*Your goal*: Rewrite the lines from the one containing "filter-chip-all[interactable]: All (222, 262, 284, 311)" through the one containing "column-header-case[interactable]: Case (224, 352, 269, 373)", renaming "row-actions-button" to "row-menu-button" and changing nothing else.

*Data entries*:

[Begin]

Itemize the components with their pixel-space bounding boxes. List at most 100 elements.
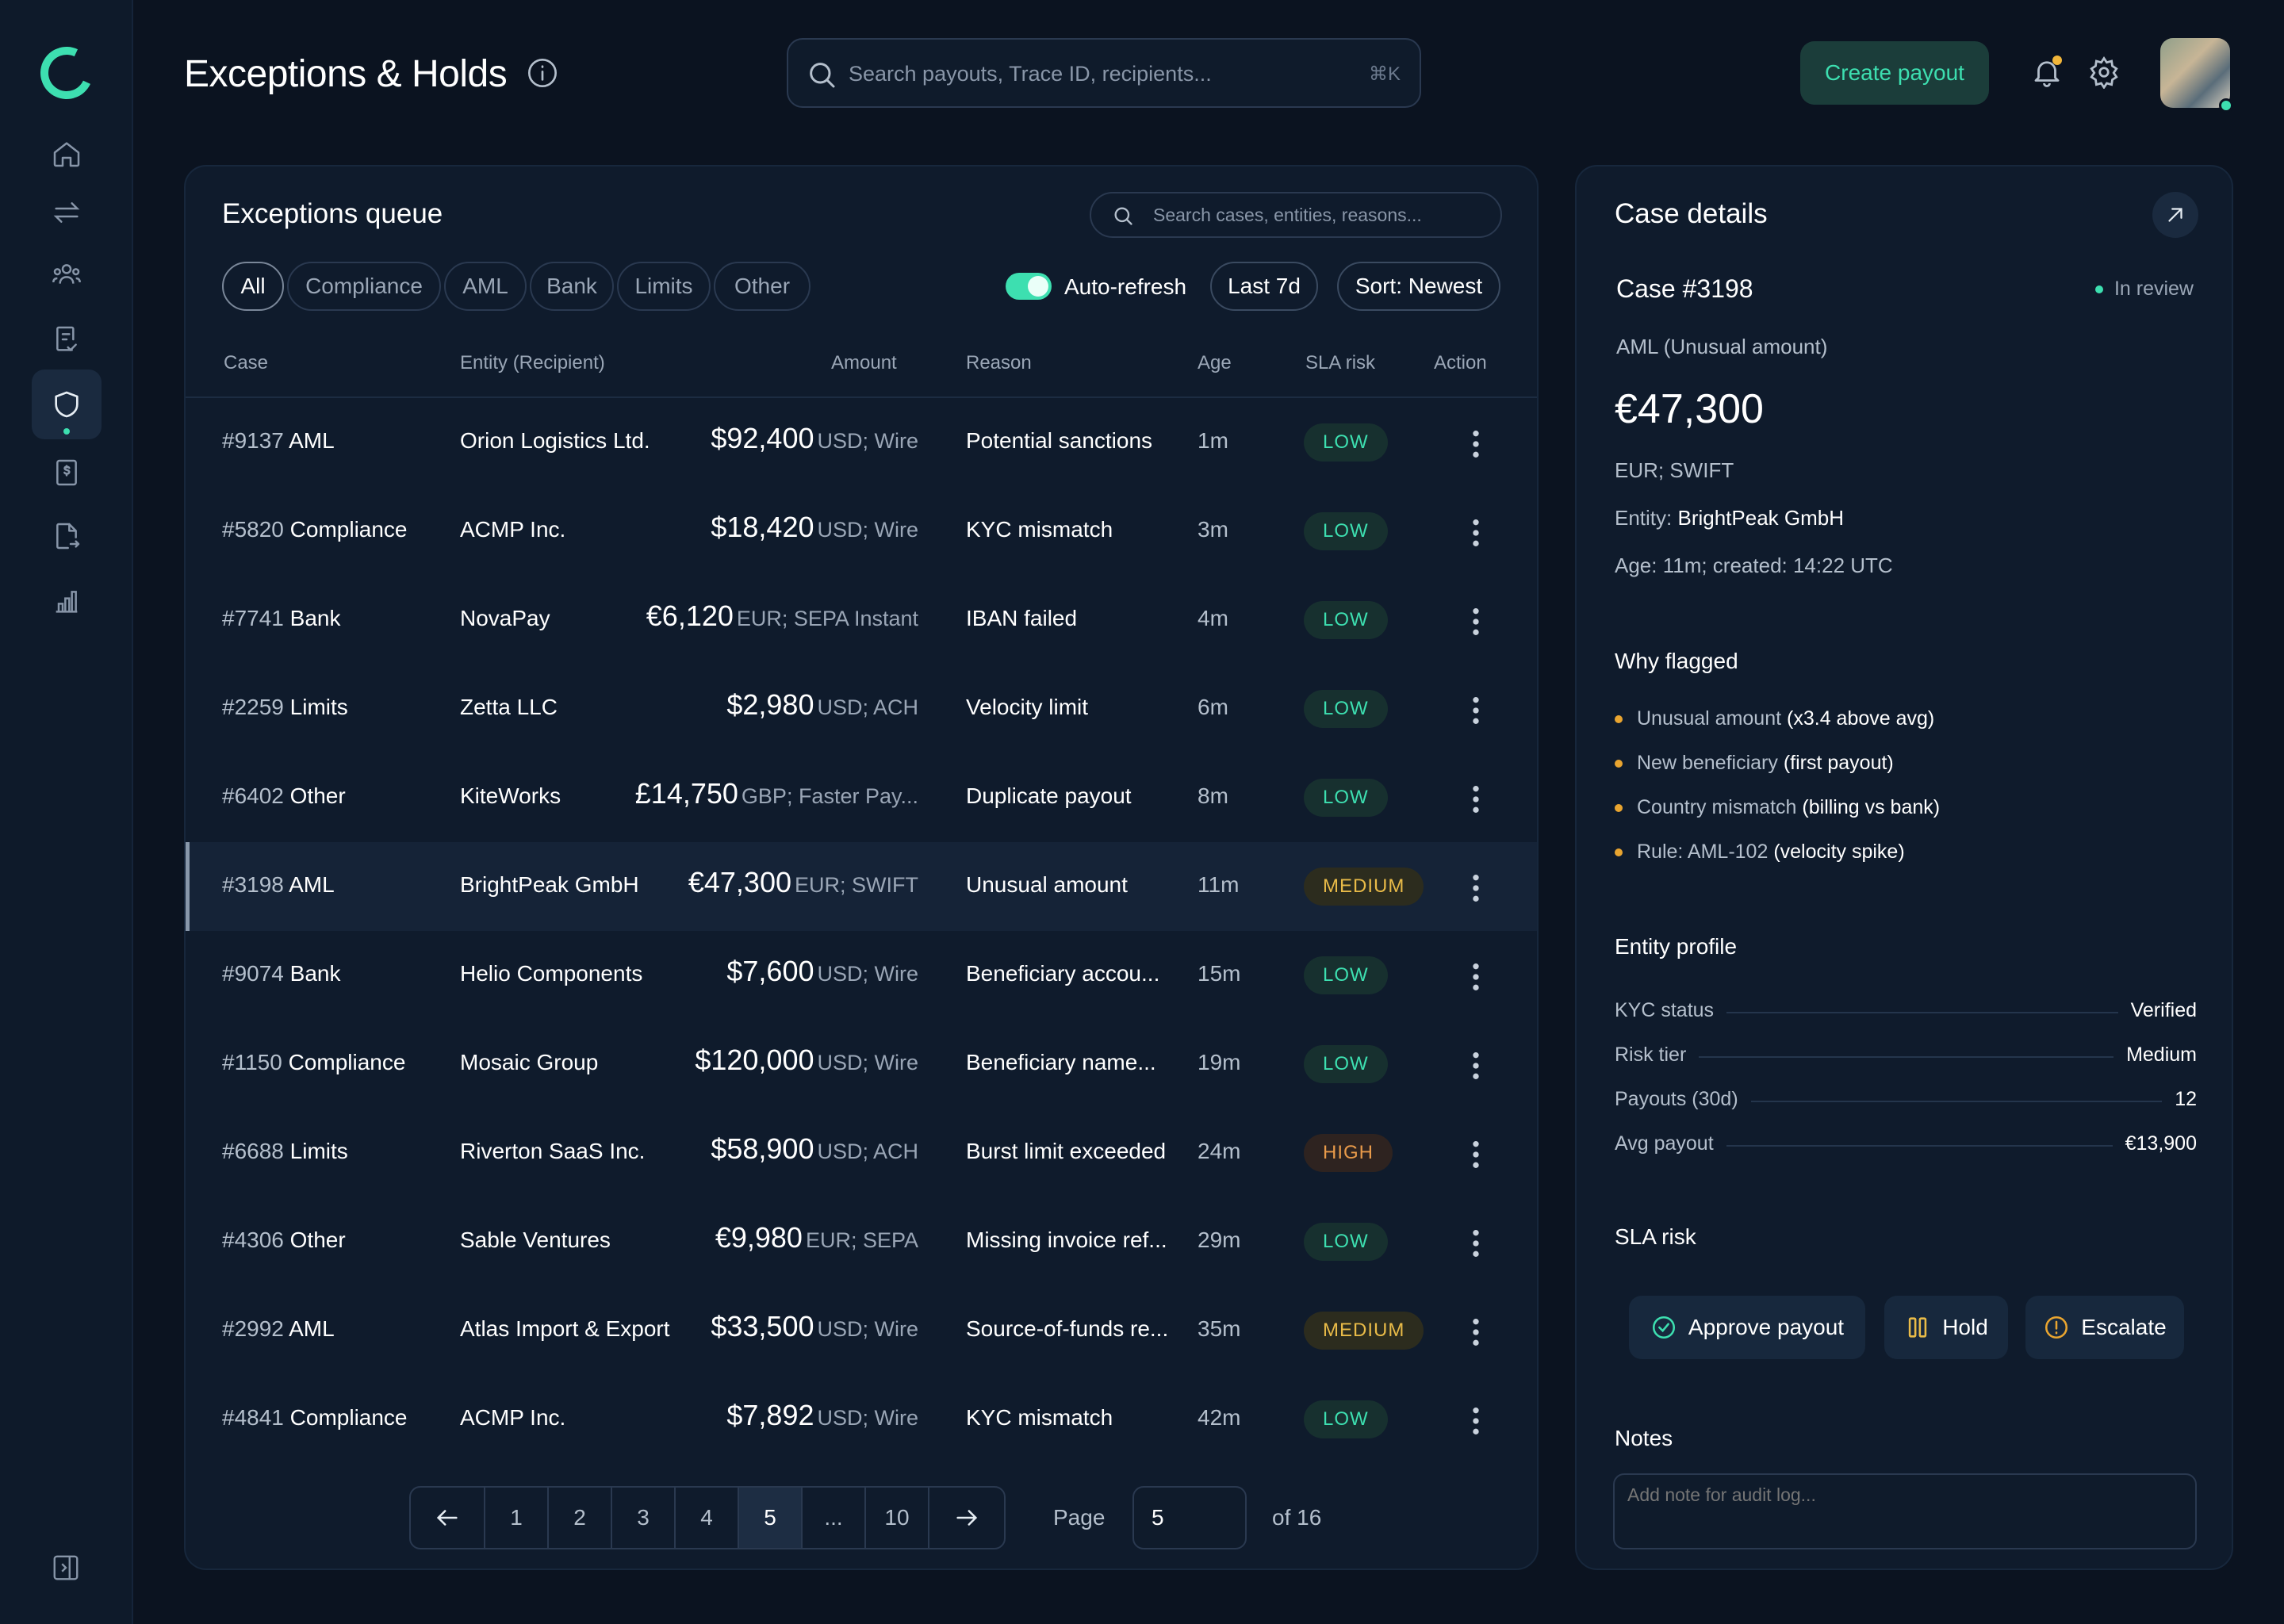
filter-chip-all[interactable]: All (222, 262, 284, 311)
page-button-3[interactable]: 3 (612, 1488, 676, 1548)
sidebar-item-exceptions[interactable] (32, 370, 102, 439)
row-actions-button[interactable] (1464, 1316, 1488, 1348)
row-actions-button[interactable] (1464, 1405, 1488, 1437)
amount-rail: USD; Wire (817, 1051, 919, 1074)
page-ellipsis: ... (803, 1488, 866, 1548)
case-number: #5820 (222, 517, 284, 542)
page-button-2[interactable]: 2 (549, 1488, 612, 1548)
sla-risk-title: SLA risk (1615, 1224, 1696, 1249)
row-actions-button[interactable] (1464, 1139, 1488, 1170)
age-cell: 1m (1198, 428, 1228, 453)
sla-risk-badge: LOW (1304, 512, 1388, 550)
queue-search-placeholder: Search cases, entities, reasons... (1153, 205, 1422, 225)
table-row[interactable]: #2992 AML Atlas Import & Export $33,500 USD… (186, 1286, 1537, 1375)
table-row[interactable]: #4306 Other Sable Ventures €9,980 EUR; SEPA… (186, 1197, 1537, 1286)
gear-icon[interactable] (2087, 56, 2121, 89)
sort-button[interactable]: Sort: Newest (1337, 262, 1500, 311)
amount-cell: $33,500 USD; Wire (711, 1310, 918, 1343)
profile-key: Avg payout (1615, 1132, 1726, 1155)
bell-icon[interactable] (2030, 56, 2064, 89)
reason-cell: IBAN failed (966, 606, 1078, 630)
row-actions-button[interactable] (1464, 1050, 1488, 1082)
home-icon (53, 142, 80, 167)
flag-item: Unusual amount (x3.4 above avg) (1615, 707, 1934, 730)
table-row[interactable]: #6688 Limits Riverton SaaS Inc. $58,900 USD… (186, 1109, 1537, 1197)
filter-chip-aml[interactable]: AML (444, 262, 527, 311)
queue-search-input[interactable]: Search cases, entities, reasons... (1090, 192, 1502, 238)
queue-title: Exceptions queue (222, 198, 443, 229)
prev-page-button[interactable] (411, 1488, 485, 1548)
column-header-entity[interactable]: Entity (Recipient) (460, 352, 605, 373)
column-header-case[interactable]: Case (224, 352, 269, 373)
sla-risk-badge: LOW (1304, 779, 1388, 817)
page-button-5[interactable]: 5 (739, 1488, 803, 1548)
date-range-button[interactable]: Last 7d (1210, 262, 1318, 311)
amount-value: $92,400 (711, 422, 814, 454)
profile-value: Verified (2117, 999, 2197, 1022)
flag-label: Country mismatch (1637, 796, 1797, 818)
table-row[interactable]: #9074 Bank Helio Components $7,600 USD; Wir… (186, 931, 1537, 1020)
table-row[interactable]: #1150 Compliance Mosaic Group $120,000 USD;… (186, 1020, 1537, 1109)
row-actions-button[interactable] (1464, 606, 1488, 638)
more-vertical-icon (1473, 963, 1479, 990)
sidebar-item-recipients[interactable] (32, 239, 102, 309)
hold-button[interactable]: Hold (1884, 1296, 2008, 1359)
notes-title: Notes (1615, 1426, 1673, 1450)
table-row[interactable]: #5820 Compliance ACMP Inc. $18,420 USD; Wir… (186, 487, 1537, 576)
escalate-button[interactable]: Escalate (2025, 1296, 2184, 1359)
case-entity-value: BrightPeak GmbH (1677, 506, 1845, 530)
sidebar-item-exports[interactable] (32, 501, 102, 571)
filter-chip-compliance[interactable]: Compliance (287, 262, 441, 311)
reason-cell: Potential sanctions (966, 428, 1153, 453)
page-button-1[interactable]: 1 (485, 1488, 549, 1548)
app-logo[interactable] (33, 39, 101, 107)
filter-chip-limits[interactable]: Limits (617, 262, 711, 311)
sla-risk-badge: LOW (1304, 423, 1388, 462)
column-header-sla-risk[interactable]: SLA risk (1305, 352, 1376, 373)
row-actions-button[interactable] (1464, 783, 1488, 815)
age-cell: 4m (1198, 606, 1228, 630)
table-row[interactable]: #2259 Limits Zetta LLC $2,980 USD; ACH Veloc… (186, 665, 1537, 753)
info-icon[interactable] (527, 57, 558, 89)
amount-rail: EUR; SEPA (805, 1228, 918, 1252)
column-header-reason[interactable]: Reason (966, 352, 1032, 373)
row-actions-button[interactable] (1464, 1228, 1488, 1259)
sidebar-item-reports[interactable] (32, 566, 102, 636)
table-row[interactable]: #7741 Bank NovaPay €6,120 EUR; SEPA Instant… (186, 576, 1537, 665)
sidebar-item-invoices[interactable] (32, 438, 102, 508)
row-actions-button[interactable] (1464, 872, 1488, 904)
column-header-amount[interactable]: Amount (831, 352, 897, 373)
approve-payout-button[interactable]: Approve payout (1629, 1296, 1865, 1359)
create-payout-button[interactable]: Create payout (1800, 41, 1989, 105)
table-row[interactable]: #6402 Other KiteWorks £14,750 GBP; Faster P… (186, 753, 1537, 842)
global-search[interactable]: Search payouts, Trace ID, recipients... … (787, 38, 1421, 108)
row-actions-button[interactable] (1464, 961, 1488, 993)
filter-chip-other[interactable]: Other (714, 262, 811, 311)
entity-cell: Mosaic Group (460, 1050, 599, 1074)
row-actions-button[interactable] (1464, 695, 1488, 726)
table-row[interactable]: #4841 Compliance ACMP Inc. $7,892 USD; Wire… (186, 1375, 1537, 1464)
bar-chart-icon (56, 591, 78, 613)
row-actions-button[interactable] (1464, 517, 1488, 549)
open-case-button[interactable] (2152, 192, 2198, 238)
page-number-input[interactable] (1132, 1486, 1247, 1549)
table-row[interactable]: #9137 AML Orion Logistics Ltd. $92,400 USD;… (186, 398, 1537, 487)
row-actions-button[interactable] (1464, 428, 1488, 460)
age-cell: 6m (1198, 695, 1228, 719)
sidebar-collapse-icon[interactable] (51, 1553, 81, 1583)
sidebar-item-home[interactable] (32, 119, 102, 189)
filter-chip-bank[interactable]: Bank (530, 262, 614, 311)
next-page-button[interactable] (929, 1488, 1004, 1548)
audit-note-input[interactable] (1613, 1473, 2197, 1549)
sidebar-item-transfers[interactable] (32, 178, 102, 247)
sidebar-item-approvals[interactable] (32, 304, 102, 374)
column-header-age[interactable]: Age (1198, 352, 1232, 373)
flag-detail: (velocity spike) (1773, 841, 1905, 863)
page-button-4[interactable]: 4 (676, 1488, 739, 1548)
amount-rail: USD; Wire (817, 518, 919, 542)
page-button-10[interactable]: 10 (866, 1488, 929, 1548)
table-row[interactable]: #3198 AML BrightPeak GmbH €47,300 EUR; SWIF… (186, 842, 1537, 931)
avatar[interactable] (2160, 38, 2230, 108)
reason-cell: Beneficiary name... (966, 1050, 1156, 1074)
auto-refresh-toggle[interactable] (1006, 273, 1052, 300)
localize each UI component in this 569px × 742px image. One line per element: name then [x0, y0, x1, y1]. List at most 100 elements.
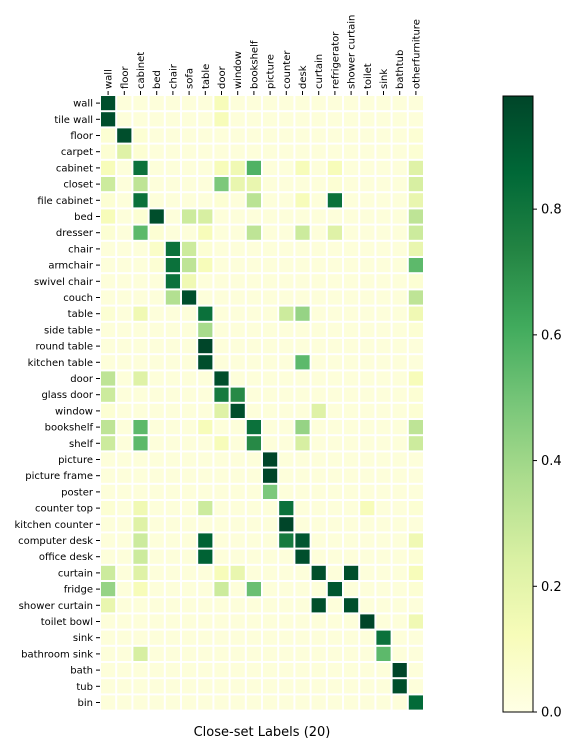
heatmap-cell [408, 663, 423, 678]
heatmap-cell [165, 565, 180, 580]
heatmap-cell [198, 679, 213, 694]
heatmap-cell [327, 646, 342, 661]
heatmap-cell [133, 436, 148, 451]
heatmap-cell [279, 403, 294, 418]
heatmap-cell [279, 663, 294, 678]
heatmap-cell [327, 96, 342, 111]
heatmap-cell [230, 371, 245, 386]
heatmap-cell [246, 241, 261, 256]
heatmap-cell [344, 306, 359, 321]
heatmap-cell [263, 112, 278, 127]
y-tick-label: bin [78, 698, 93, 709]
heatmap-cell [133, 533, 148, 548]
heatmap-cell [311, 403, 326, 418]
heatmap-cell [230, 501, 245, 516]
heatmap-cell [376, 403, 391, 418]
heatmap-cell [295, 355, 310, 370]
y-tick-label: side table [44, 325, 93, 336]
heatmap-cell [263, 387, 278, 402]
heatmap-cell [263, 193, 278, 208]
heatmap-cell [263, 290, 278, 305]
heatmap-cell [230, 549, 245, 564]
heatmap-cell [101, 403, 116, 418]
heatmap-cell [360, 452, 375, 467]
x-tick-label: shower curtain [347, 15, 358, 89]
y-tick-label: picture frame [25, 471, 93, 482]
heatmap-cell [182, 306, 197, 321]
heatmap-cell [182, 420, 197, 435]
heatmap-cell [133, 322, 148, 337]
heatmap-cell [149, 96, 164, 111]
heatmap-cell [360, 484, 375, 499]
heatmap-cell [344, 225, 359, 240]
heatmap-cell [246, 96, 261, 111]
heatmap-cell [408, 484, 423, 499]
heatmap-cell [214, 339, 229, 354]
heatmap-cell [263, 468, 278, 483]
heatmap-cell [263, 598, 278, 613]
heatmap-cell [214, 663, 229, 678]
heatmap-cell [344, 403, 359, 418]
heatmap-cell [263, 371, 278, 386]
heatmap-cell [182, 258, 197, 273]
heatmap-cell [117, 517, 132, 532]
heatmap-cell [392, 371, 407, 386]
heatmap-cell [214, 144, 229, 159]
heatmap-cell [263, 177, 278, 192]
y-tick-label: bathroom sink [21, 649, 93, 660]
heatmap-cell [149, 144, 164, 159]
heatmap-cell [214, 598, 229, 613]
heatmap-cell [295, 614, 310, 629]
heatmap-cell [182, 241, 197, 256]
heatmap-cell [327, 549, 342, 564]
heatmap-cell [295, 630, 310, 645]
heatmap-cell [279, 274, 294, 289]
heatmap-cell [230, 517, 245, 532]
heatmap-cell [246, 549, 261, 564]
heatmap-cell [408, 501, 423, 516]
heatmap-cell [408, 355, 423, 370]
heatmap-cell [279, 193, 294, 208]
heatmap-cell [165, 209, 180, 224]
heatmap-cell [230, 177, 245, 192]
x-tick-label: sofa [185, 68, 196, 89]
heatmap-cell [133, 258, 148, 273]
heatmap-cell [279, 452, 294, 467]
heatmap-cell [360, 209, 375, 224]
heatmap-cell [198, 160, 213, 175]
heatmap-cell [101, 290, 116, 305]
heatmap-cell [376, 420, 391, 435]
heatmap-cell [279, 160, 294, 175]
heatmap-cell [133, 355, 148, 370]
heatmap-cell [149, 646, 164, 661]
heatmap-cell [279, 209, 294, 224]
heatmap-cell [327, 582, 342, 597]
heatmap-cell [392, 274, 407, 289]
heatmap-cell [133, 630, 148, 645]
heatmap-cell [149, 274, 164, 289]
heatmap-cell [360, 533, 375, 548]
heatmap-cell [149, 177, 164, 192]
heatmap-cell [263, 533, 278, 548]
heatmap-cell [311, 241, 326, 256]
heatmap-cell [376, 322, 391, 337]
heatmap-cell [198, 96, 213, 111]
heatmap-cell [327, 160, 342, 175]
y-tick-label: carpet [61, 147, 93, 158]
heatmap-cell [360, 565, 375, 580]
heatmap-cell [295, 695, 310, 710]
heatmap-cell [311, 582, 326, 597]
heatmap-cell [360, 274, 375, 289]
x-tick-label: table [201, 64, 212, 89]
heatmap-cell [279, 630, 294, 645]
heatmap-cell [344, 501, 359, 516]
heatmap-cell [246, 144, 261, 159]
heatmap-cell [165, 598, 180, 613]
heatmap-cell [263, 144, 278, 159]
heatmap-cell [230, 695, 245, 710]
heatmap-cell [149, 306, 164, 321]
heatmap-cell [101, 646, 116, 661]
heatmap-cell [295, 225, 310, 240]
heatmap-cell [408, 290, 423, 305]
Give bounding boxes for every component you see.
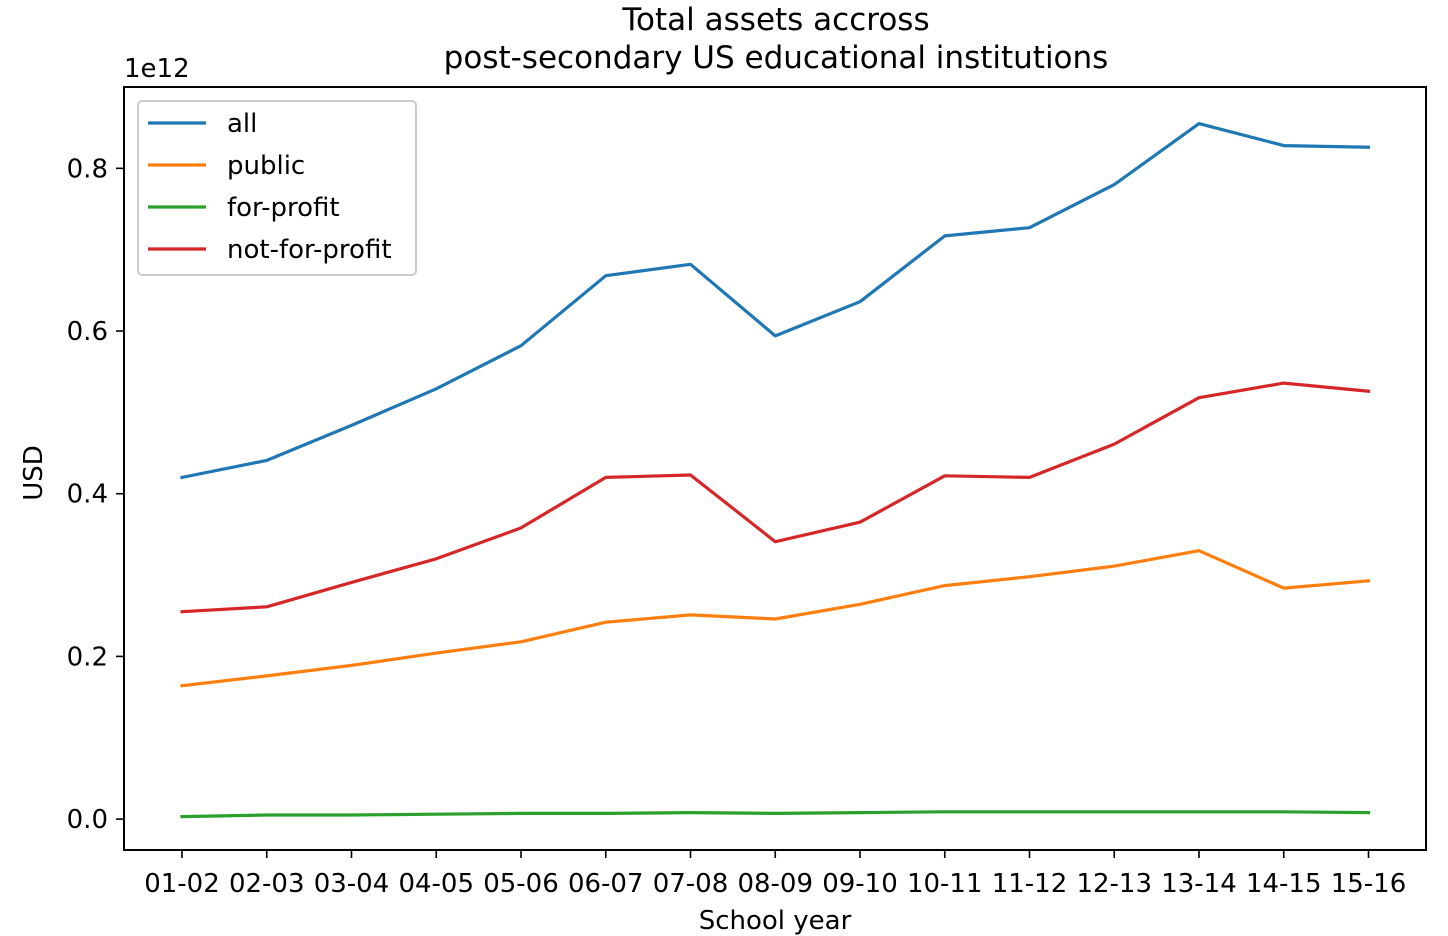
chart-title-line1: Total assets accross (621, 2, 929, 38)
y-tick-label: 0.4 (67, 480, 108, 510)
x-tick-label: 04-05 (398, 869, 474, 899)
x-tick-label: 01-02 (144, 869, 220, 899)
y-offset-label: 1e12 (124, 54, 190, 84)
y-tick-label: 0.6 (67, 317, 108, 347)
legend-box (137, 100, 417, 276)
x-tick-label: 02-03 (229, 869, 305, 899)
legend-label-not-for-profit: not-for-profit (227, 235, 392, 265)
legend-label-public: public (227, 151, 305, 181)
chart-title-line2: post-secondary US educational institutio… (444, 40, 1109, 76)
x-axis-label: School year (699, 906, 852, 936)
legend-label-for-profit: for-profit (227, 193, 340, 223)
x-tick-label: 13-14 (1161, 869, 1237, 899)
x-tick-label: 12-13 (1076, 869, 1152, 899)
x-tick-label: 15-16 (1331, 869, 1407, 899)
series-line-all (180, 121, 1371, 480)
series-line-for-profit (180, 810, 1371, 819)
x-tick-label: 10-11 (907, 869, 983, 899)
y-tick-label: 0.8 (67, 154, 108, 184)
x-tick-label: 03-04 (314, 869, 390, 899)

[End]

*Right answer*:
filter-chip-all[interactable]: All (222, 262, 284, 311)
page-button-3[interactable]: 3 (612, 1488, 676, 1548)
sidebar-item-exceptions[interactable] (32, 370, 102, 439)
row-menu-button[interactable] (1464, 1316, 1488, 1348)
row-menu-button[interactable] (1464, 1405, 1488, 1437)
amount-rail: USD; Wire (817, 1051, 919, 1074)
page-ellipsis: ... (803, 1488, 866, 1548)
case-number: #5820 (222, 517, 284, 542)
page-button-2[interactable]: 2 (549, 1488, 612, 1548)
sla-risk-title: SLA risk (1615, 1224, 1696, 1249)
row-menu-button[interactable] (1464, 1139, 1488, 1170)
age-cell: 1m (1198, 428, 1228, 453)
sla-risk-badge: LOW (1304, 512, 1388, 550)
queue-search-placeholder: Search cases, entities, reasons... (1153, 205, 1422, 225)
table-row[interactable]: #2992 AML Atlas Import & Export $33,500 USD… (186, 1286, 1537, 1375)
table-row[interactable]: #4306 Other Sable Ventures €9,980 EUR; SEPA… (186, 1197, 1537, 1286)
gear-icon[interactable] (2087, 56, 2121, 89)
sort-button[interactable]: Sort: Newest (1337, 262, 1500, 311)
amount-cell: $33,500 USD; Wire (711, 1310, 918, 1343)
profile-key: Avg payout (1615, 1132, 1726, 1155)
bell-icon[interactable] (2030, 56, 2064, 89)
reason-cell: IBAN failed (966, 606, 1078, 630)
row-menu-button[interactable] (1464, 1050, 1488, 1082)
home-icon (53, 142, 80, 167)
flag-item: Unusual amount (x3.4 above avg) (1615, 707, 1934, 730)
table-row[interactable]: #6688 Limits Riverton SaaS Inc. $58,900 USD… (186, 1109, 1537, 1197)
filter-chip-aml[interactable]: AML (444, 262, 527, 311)
queue-search-input[interactable]: Search cases, entities, reasons... (1090, 192, 1502, 238)
queue-title: Exceptions queue (222, 198, 443, 229)
prev-page-button[interactable] (411, 1488, 485, 1548)
column-header-entity[interactable]: Entity (Recipient) (460, 352, 605, 373)
column-header-case[interactable]: Case (224, 352, 269, 373)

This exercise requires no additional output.